◆ Goal of the exercise
Pick out all lines of the entries that include the word "share" and copy them.

◆ Supplied material
==*==

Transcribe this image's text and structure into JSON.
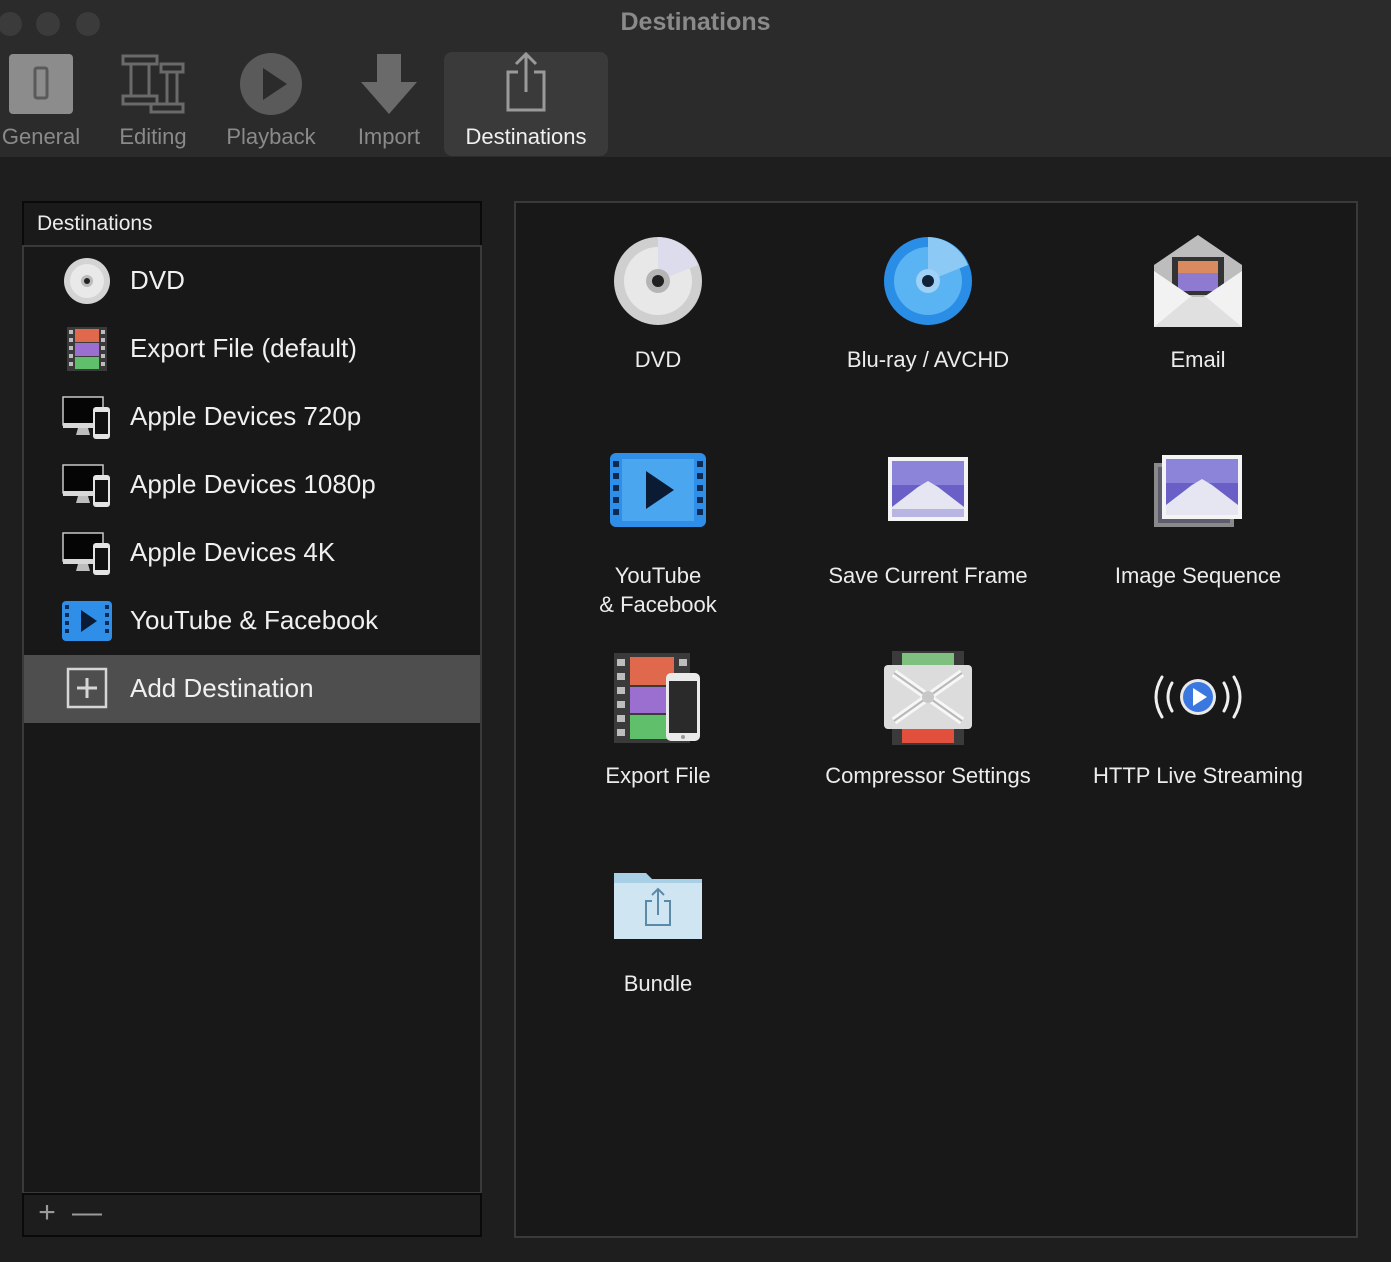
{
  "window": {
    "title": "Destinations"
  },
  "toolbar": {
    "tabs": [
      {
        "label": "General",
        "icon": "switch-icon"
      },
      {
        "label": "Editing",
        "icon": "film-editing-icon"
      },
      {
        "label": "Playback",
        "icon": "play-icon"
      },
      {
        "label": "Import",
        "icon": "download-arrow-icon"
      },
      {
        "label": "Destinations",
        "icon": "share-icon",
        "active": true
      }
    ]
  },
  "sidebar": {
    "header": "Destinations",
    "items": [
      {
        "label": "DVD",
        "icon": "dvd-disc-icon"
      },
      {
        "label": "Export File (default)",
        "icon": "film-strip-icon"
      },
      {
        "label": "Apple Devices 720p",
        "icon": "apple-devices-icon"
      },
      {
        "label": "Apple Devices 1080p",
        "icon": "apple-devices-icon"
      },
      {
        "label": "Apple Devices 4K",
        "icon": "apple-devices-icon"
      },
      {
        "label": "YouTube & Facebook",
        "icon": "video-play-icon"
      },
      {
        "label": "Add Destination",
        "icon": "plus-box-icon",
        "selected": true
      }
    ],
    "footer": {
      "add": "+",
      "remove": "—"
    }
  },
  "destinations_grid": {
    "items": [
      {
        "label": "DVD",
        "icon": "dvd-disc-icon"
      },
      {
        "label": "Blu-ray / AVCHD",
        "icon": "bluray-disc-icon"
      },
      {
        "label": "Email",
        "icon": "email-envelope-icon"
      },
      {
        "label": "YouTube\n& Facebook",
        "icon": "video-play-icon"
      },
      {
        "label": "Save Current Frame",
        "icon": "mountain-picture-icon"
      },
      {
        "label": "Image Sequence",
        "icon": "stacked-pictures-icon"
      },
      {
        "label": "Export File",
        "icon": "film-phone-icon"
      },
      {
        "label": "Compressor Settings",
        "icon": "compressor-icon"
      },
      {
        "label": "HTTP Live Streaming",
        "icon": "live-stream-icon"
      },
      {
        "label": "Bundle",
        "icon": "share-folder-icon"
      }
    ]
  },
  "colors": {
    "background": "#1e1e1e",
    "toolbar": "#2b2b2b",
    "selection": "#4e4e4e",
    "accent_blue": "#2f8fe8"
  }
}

==*==

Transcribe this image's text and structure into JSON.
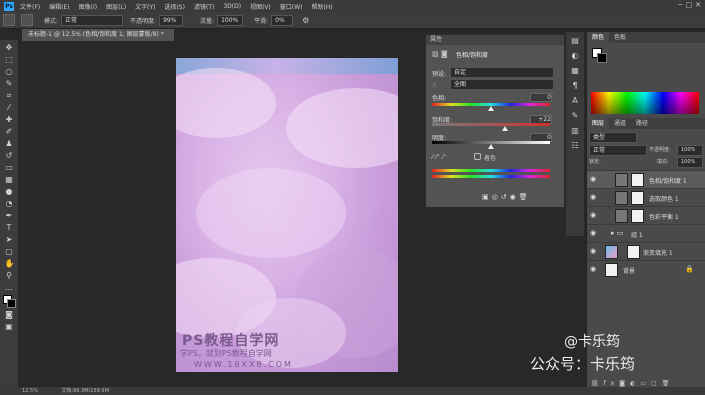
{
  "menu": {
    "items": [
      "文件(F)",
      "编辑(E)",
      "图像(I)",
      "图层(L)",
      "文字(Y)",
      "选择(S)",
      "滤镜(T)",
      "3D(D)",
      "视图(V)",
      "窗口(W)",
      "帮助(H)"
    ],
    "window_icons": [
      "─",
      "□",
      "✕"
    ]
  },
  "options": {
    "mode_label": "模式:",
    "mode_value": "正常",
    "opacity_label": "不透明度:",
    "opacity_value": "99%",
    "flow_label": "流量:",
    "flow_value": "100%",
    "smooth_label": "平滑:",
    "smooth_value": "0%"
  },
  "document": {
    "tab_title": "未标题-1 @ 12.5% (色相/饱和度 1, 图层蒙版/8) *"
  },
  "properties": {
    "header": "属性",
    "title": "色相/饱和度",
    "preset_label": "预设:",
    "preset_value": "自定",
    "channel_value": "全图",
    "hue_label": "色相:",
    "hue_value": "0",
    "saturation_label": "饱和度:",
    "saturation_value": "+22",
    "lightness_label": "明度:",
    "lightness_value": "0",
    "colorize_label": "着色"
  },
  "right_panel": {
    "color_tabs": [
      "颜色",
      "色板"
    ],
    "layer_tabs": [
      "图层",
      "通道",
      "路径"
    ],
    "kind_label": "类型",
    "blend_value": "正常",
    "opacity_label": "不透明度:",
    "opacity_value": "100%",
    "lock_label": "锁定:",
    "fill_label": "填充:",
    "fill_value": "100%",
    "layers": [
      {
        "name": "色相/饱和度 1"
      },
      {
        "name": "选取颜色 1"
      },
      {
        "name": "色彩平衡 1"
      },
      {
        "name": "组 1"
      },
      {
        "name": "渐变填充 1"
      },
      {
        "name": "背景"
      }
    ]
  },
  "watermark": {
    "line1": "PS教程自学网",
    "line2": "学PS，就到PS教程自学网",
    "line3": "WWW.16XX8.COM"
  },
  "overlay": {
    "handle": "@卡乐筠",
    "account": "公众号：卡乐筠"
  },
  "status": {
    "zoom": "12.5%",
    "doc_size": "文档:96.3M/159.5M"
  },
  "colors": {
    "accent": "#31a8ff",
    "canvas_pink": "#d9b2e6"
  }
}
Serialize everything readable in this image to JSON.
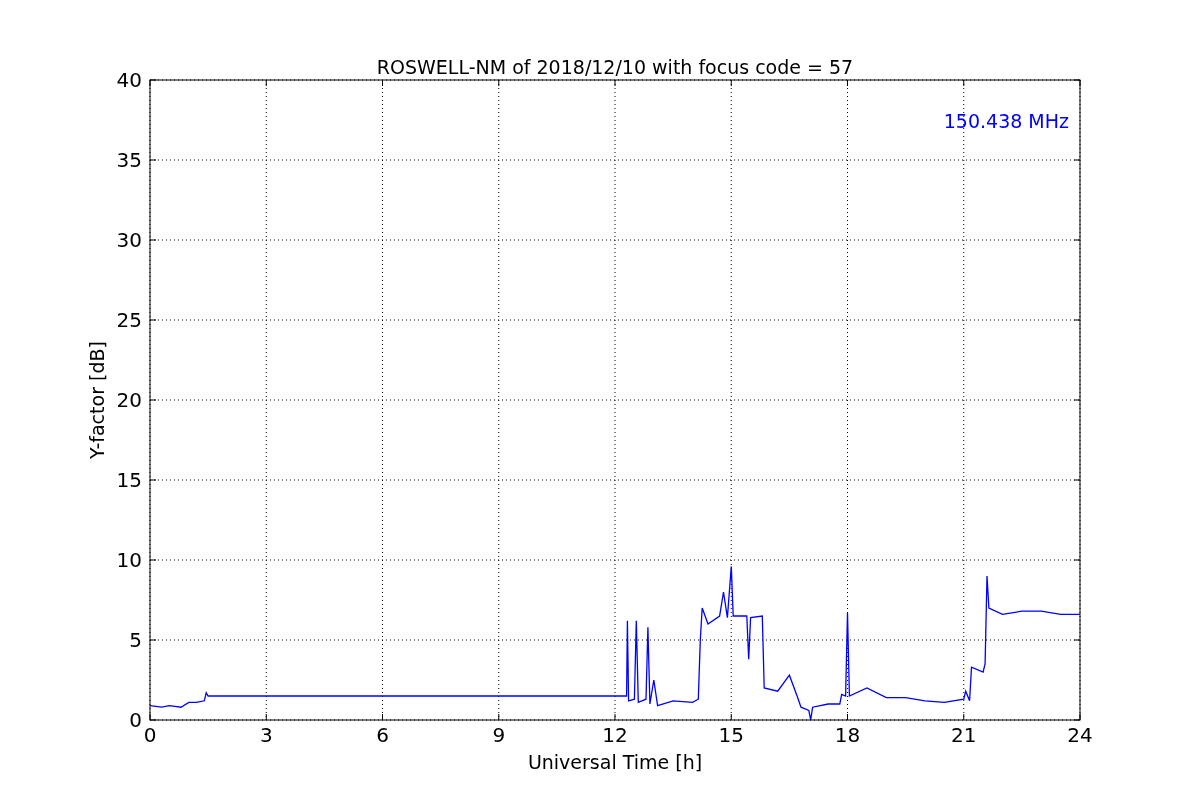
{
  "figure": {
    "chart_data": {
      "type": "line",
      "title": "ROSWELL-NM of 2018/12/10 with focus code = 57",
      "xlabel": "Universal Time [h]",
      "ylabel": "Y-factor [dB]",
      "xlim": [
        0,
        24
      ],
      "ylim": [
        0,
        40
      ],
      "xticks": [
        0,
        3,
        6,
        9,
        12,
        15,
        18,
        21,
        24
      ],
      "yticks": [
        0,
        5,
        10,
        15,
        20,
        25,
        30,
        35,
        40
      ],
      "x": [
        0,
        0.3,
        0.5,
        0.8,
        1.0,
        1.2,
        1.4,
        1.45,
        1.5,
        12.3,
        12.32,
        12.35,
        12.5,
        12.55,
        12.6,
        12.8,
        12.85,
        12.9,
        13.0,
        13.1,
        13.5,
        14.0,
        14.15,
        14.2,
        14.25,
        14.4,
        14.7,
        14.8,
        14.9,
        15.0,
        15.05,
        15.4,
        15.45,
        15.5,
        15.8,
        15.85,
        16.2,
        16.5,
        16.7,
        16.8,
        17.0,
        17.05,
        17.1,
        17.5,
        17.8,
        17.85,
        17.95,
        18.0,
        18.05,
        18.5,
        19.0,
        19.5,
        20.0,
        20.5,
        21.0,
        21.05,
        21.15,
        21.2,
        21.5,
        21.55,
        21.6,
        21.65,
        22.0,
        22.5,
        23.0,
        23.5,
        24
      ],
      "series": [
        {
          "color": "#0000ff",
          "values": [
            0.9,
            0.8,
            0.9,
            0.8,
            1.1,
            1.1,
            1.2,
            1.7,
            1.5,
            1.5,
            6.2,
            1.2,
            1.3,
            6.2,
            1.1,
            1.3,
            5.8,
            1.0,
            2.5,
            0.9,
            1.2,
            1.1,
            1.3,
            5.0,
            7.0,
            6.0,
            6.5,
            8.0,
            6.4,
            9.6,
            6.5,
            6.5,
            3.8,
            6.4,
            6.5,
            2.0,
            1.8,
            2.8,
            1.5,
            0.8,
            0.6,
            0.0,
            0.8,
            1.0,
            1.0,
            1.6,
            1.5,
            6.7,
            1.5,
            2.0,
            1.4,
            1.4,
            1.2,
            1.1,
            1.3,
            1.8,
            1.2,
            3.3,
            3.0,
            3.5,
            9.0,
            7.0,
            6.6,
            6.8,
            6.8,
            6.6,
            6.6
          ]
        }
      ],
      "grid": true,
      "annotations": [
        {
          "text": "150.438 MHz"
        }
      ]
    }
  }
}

==*==

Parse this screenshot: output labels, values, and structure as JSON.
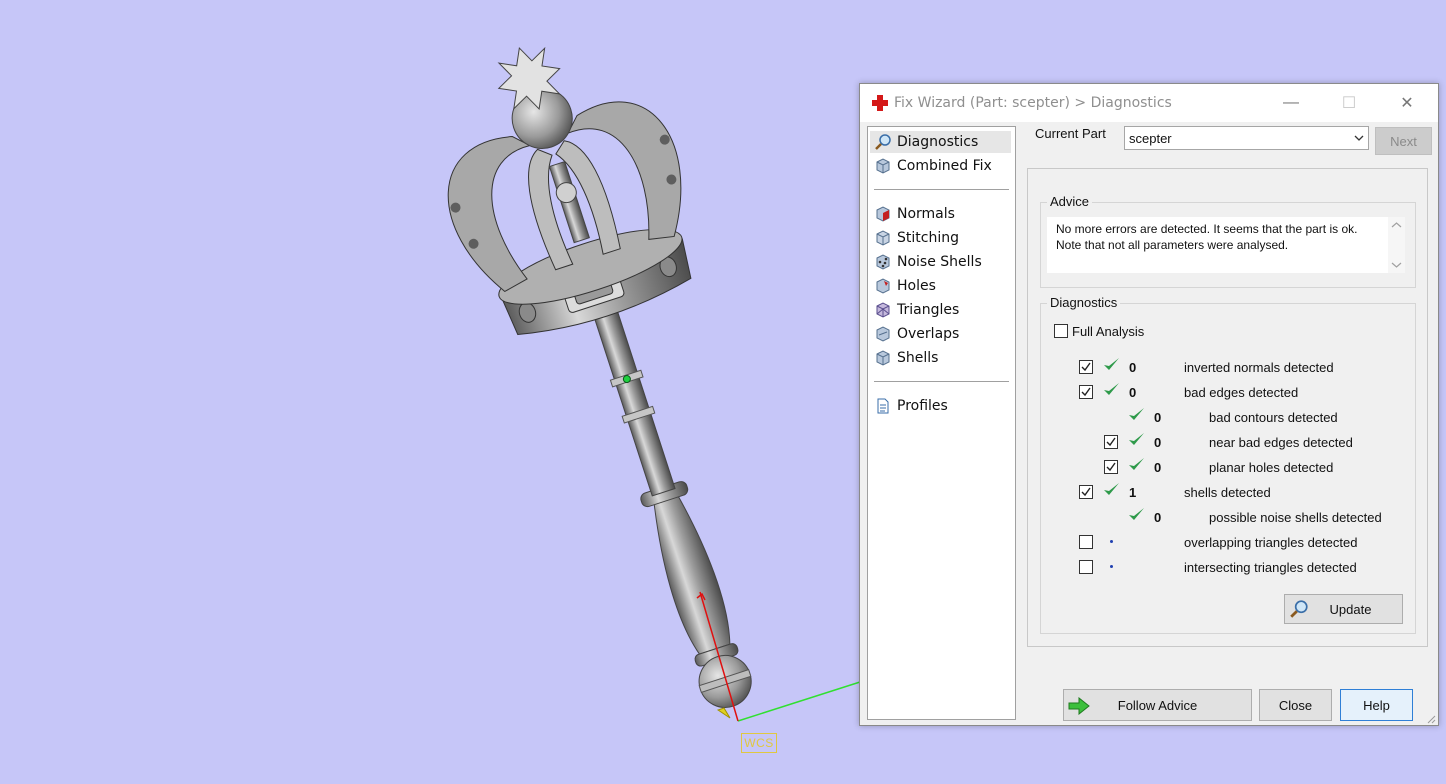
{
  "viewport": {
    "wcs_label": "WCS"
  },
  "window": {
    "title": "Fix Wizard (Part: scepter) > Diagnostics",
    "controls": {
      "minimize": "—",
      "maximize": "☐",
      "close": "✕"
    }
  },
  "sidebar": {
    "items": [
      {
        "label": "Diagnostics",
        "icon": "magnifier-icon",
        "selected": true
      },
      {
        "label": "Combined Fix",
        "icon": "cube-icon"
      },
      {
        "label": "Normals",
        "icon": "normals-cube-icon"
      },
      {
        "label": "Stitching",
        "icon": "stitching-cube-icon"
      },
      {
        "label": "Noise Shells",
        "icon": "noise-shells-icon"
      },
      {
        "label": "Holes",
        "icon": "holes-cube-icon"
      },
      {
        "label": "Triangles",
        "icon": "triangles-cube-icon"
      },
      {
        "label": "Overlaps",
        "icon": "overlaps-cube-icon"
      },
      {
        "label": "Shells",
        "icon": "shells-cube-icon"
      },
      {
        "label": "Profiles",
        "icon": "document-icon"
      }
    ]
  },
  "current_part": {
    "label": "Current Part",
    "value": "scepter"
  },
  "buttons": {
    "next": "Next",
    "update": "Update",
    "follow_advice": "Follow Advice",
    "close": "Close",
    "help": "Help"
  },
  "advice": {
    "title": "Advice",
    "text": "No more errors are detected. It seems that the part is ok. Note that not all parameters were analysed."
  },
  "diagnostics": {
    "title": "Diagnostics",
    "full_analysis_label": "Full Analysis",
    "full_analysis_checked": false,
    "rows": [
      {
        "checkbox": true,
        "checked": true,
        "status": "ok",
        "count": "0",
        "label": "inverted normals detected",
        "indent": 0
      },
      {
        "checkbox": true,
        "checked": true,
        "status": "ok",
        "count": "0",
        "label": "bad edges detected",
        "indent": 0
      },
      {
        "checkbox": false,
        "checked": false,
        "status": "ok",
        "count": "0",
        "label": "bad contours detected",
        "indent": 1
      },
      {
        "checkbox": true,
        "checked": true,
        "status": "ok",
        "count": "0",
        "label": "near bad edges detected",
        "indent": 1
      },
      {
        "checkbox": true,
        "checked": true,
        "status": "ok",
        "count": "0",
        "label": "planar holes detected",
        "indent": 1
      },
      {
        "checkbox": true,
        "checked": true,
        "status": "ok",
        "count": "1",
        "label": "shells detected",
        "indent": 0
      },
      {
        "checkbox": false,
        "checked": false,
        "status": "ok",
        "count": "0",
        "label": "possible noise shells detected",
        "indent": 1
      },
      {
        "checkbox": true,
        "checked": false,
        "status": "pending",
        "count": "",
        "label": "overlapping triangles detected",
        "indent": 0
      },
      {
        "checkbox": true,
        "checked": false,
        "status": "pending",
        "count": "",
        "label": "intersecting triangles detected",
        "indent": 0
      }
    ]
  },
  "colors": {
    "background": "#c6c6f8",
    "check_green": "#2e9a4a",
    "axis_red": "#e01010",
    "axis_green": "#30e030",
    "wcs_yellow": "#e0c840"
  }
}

==*==

◆ Solved problem
        "icon": "share-icon",
        "icon": "share-folder-icon"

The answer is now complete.